▶ **AIM OF THE EXERCISE**
Compile every line that includes the word "color".

Records from a collection of figures
━━━━

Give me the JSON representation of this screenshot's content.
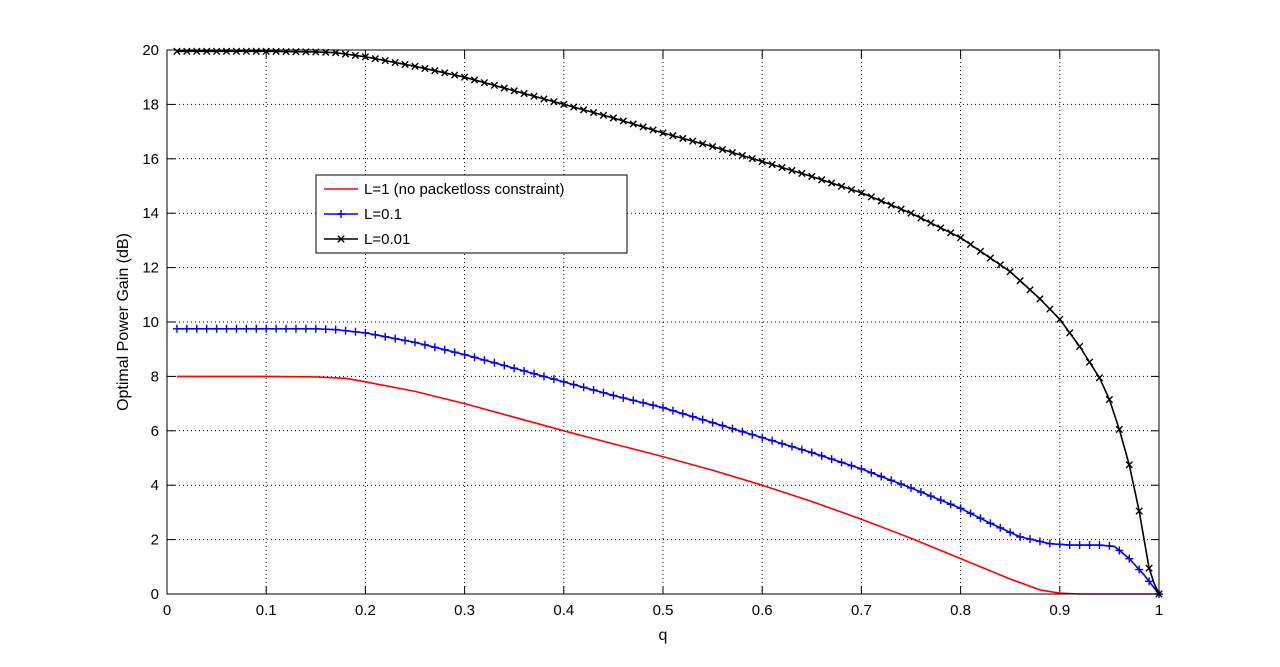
{
  "chart_data": {
    "type": "line",
    "title": "",
    "xlabel": "q",
    "ylabel": "Optimal Power Gain (dB)",
    "xlim": [
      0,
      1
    ],
    "ylim": [
      0,
      20
    ],
    "xticks": [
      "0",
      "0.1",
      "0.2",
      "0.3",
      "0.4",
      "0.5",
      "0.6",
      "0.7",
      "0.8",
      "0.9",
      "1"
    ],
    "yticks": [
      "0",
      "2",
      "4",
      "6",
      "8",
      "10",
      "12",
      "14",
      "16",
      "18",
      "20"
    ],
    "grid": true,
    "legend_position": "upper-left-center",
    "series": [
      {
        "name": "L=1 (no packetloss constraint)",
        "color": "#ff0000",
        "marker": "none",
        "x": [
          0.01,
          0.05,
          0.1,
          0.15,
          0.18,
          0.2,
          0.25,
          0.3,
          0.35,
          0.4,
          0.45,
          0.5,
          0.55,
          0.6,
          0.65,
          0.7,
          0.75,
          0.8,
          0.85,
          0.88,
          0.9,
          0.92,
          0.95,
          0.98,
          1.0
        ],
        "y": [
          8.0,
          8.0,
          8.0,
          7.98,
          7.93,
          7.8,
          7.45,
          7.0,
          6.5,
          6.0,
          5.52,
          5.05,
          4.55,
          4.0,
          3.4,
          2.75,
          2.05,
          1.3,
          0.55,
          0.15,
          0.03,
          0.0,
          0.0,
          0.0,
          0.0
        ]
      },
      {
        "name": "L=0.1",
        "color": "#0000ff",
        "marker": "+",
        "x": [
          0.01,
          0.05,
          0.1,
          0.15,
          0.17,
          0.2,
          0.25,
          0.3,
          0.35,
          0.4,
          0.45,
          0.5,
          0.55,
          0.6,
          0.65,
          0.7,
          0.75,
          0.8,
          0.83,
          0.86,
          0.89,
          0.91,
          0.94,
          0.955,
          0.97,
          0.985,
          1.0
        ],
        "y": [
          9.75,
          9.75,
          9.75,
          9.75,
          9.72,
          9.6,
          9.25,
          8.8,
          8.3,
          7.8,
          7.3,
          6.85,
          6.3,
          5.75,
          5.2,
          4.6,
          3.9,
          3.15,
          2.6,
          2.1,
          1.85,
          1.8,
          1.8,
          1.75,
          1.3,
          0.7,
          0.0
        ]
      },
      {
        "name": "L=0.01",
        "color": "#000000",
        "marker": "x",
        "x": [
          0.01,
          0.05,
          0.1,
          0.15,
          0.17,
          0.2,
          0.25,
          0.3,
          0.35,
          0.4,
          0.45,
          0.5,
          0.55,
          0.6,
          0.65,
          0.7,
          0.75,
          0.8,
          0.85,
          0.88,
          0.9,
          0.92,
          0.94,
          0.95,
          0.96,
          0.97,
          0.98,
          0.985,
          0.99,
          0.995,
          1.0
        ],
        "y": [
          19.95,
          19.95,
          19.95,
          19.93,
          19.9,
          19.75,
          19.4,
          19.0,
          18.5,
          18.0,
          17.5,
          16.95,
          16.45,
          15.9,
          15.35,
          14.75,
          14.0,
          13.1,
          11.85,
          10.85,
          10.1,
          9.1,
          7.95,
          7.15,
          6.05,
          4.75,
          3.05,
          2.0,
          0.95,
          0.4,
          0.0
        ]
      }
    ]
  }
}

━━━━

▶ **RESPONSE TO THE TASK**
        "color": "#ff0000",
        "color": "#0000ff",
        "color": "#000000",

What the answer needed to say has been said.